• [Direction] Copy every line from the records below that holds the word "الصحابة".

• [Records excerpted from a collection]
»»

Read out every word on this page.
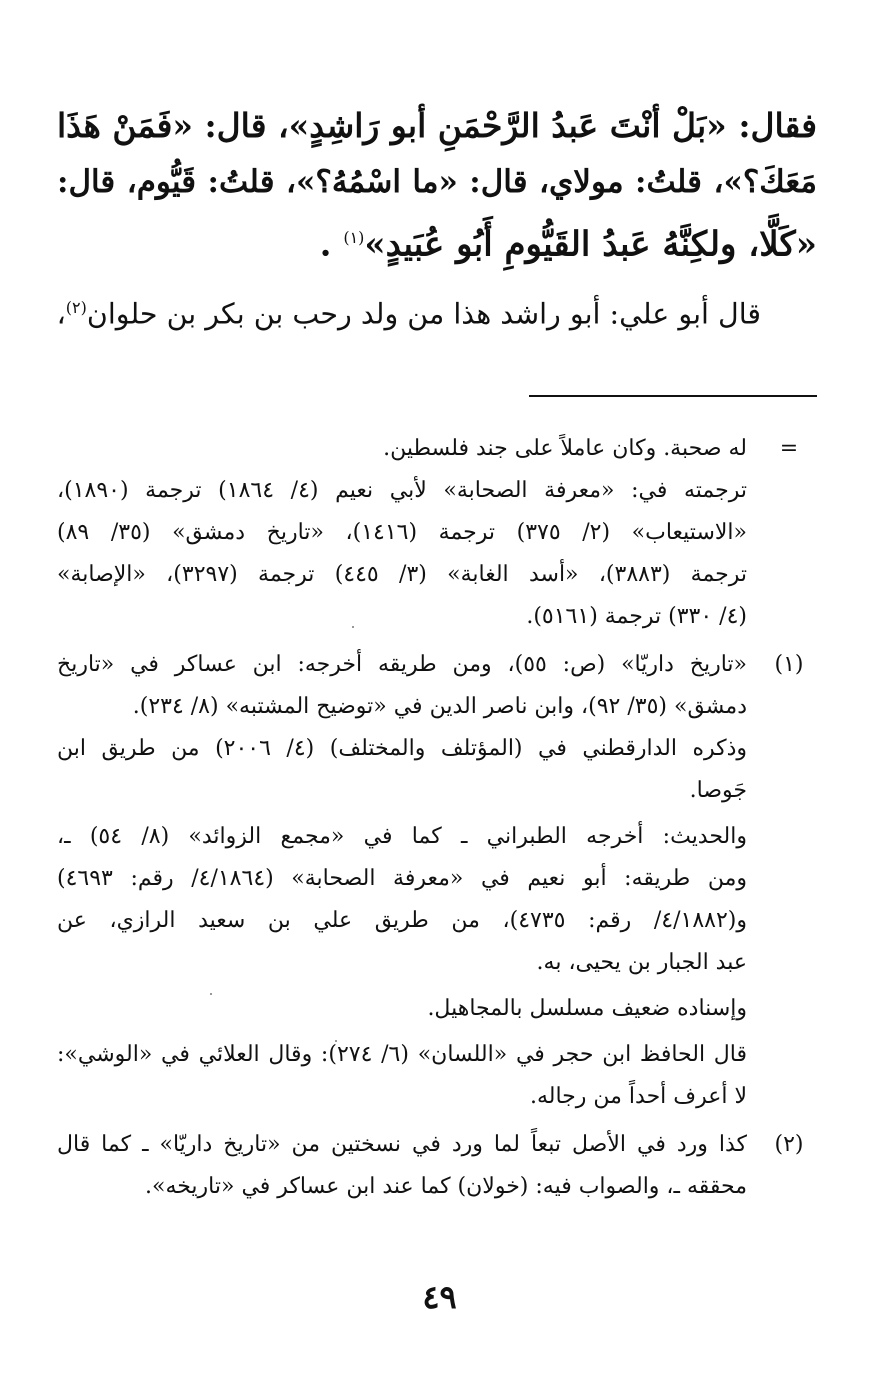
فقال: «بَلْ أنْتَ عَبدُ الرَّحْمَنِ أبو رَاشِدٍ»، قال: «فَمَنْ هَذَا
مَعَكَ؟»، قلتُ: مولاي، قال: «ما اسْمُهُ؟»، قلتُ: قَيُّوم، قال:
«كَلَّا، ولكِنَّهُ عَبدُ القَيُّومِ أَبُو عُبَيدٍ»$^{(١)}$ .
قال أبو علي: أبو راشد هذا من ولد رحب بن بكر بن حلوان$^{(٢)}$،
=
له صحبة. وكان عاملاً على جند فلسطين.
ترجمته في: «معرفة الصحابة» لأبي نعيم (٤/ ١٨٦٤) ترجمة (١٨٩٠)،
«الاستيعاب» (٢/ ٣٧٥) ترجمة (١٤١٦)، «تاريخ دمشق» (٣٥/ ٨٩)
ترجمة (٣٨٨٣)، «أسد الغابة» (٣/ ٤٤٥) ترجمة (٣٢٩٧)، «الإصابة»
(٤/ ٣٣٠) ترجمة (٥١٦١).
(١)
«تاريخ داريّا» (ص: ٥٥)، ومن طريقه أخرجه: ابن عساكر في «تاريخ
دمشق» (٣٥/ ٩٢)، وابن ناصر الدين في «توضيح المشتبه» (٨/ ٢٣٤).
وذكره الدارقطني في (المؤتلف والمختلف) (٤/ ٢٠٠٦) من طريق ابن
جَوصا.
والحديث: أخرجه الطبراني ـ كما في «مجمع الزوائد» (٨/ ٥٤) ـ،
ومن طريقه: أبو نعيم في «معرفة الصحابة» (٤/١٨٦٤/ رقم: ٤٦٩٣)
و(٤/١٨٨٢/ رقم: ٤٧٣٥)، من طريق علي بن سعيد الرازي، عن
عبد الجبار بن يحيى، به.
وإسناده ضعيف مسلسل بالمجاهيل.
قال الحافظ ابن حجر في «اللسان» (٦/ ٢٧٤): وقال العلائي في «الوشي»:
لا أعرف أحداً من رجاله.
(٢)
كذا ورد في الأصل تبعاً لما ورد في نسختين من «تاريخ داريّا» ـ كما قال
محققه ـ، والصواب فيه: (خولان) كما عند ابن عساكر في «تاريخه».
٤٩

««

• [Result for this exercise]
ترجمته في: «معرفة الصحابة» لأبي نعيم (٤/ ١٨٦٤) ترجمة (١٨٩٠)،
ومن طريقه: أبو نعيم في «معرفة الصحابة» (٤/١٨٦٤/ رقم: ٤٦٩٣)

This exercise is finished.